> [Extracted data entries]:

● ● ● ●

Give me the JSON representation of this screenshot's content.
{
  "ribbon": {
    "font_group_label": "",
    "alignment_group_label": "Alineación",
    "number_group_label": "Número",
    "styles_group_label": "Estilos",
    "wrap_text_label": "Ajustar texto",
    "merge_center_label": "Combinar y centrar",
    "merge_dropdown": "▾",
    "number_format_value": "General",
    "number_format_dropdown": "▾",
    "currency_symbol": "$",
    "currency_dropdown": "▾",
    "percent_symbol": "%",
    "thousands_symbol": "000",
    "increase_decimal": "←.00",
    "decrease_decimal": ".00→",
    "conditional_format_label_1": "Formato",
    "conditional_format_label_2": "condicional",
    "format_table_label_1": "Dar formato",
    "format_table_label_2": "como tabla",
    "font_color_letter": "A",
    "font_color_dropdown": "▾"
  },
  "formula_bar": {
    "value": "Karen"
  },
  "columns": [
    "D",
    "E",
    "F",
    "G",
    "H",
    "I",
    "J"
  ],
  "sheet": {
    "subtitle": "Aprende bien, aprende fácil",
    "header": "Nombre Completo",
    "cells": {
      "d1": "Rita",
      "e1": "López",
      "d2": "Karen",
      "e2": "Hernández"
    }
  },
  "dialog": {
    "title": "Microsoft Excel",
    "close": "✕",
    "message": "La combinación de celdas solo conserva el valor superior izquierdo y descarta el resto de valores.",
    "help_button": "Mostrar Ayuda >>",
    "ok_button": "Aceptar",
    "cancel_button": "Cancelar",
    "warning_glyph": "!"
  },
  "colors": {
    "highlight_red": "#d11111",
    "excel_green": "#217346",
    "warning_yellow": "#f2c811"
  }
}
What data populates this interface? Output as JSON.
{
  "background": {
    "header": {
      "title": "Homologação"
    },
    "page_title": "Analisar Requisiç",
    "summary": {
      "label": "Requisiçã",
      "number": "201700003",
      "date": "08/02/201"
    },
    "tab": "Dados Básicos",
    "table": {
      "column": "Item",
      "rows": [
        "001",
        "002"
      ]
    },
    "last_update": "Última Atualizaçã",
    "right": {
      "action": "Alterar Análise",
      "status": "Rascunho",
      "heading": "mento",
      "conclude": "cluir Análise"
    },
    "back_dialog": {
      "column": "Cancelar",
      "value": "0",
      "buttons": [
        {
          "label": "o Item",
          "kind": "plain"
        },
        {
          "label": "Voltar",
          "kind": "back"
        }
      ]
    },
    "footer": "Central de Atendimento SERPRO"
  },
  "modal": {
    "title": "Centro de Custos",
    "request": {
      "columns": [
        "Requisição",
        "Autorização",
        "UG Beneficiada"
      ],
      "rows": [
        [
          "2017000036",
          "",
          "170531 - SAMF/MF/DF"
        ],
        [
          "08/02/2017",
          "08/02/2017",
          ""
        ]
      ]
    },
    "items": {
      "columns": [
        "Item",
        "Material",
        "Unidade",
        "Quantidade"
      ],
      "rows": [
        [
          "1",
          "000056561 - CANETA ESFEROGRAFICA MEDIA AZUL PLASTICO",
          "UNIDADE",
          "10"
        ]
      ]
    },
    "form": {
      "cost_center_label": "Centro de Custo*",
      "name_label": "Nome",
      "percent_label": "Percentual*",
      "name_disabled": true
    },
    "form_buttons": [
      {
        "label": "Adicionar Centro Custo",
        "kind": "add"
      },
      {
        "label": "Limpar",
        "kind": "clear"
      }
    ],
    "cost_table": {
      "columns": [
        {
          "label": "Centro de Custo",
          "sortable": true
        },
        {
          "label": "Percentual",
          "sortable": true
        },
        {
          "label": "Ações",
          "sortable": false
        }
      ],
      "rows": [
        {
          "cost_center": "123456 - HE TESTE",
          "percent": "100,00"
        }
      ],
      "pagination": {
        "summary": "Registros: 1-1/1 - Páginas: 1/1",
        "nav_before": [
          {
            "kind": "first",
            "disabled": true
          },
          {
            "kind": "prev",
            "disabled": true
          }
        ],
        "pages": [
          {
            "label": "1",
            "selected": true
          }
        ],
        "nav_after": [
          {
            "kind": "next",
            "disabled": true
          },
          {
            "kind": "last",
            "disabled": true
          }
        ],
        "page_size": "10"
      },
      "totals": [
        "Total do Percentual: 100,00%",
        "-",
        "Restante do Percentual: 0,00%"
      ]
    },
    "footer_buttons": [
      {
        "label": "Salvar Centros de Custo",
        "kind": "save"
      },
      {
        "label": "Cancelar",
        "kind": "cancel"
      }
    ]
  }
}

● ● ● ●

> [What you will do]: All of the material must be reproduced exactly.

> [Output of the exercise]:
Give me the JSON representation of this screenshot's content.
{
  "ribbon": {
    "font_group_label": "",
    "alignment_group_label": "Alineación",
    "number_group_label": "Número",
    "styles_group_label": "Estilos",
    "wrap_text_label": "Ajustar texto",
    "merge_center_label": "Combinar y centrar",
    "merge_dropdown": "▾",
    "number_format_value": "General",
    "number_format_dropdown": "▾",
    "currency_symbol": "$",
    "currency_dropdown": "▾",
    "percent_symbol": "%",
    "thousands_symbol": "000",
    "increase_decimal": "←.00",
    "decrease_decimal": ".00→",
    "conditional_format_label_1": "Formato",
    "conditional_format_label_2": "condicional",
    "format_table_label_1": "Dar formato",
    "format_table_label_2": "como tabla",
    "font_color_letter": "A",
    "font_color_dropdown": "▾"
  },
  "formula_bar": {
    "value": "Karen"
  },
  "columns": [
    "D",
    "E",
    "F",
    "G",
    "H",
    "I",
    "J"
  ],
  "sheet": {
    "subtitle": "Aprende bien, aprende fácil",
    "header": "Nombre Completo",
    "cells": {
      "d1": "Rita",
      "e1": "López",
      "d2": "Karen",
      "e2": "Hernández"
    }
  },
  "dialog": {
    "title": "Microsoft Excel",
    "close": "✕",
    "message": "La combinación de celdas solo conserva el valor superior izquierdo y descarta el resto de valores.",
    "help_button": "Mostrar Ayuda >>",
    "ok_button": "Aceptar",
    "cancel_button": "Cancelar",
    "warning_glyph": "!"
  },
  "colors": {
    "highlight_red": "#d11111",
    "excel_green": "#217346",
    "warning_yellow": "#f2c811"
  }
}
What data populates this interface? Output as JSON.
{
  "background": {
    "header": {
      "title": "Homologação"
    },
    "page_title": "Analisar Requisiç",
    "summary": {
      "label": "Requisiçã",
      "number": "201700003",
      "date": "08/02/201"
    },
    "tab": "Dados Básicos",
    "table": {
      "column": "Item",
      "rows": [
        "001",
        "002"
      ]
    },
    "last_update": "Última Atualizaçã",
    "right": {
      "action": "Alterar Análise",
      "status": "Rascunho",
      "heading": "mento",
      "conclude": "cluir Análise"
    },
    "back_dialog": {
      "column": "Cancelar",
      "value": "0",
      "buttons": [
        {
          "label": "o Item",
          "kind": "plain"
        },
        {
          "label": "Voltar",
          "kind": "back"
        }
      ]
    },
    "footer": "Central de Atendimento SERPRO"
  },
  "modal": {
    "title": "Centro de Custos",
    "request": {
      "columns": [
        "Requisição",
        "Autorização",
        "UG Beneficiada"
      ],
      "rows": [
        [
          "2017000036",
          "",
          "170531 - SAMF/MF/DF"
        ],
        [
          "08/02/2017",
          "08/02/2017",
          ""
        ]
      ]
    },
    "items": {
      "columns": [
        "Item",
        "Material",
        "Unidade",
        "Quantidade"
      ],
      "rows": [
        [
          "1",
          "000056561 - CANETA ESFEROGRAFICA MEDIA AZUL PLASTICO",
          "UNIDADE",
          "10"
        ]
      ]
    },
    "form": {
      "cost_center_label": "Centro de Custo*",
      "name_label": "Nome",
      "percent_label": "Percentual*",
      "name_disabled": true
    },
    "form_buttons": [
      {
        "label": "Adicionar Centro Custo",
        "kind": "add"
      },
      {
        "label": "Limpar",
        "kind": "clear"
      }
    ],
    "cost_table": {
      "columns": [
        {
          "label": "Centro de Custo",
          "sortable": true
        },
        {
          "label": "Percentual",
          "sortable": true
        },
        {
          "label": "Ações",
          "sortable": false
        }
      ],
      "rows": [
        {
          "cost_center": "123456 - HE TESTE",
          "percent": "100,00"
        }
      ],
      "pagination": {
        "summary": "Registros: 1-1/1 - Páginas: 1/1",
        "nav_before": [
          {
            "kind": "first",
            "disabled": true
          },
          {
            "kind": "prev",
            "disabled": true
          }
        ],
        "pages": [
          {
            "label": "1",
            "selected": true
          }
        ],
        "nav_after": [
          {
            "kind": "next",
            "disabled": true
          },
          {
            "kind": "last",
            "disabled": true
          }
        ],
        "page_size": "10"
      },
      "totals": [
        "Total do Percentual: 100,00%",
        "-",
        "Restante do Percentual: 0,00%"
      ]
    },
    "footer_buttons": [
      {
        "label": "Salvar Centros de Custo",
        "kind": "save"
      },
      {
        "label": "Cancelar",
        "kind": "cancel"
      }
    ]
  }
}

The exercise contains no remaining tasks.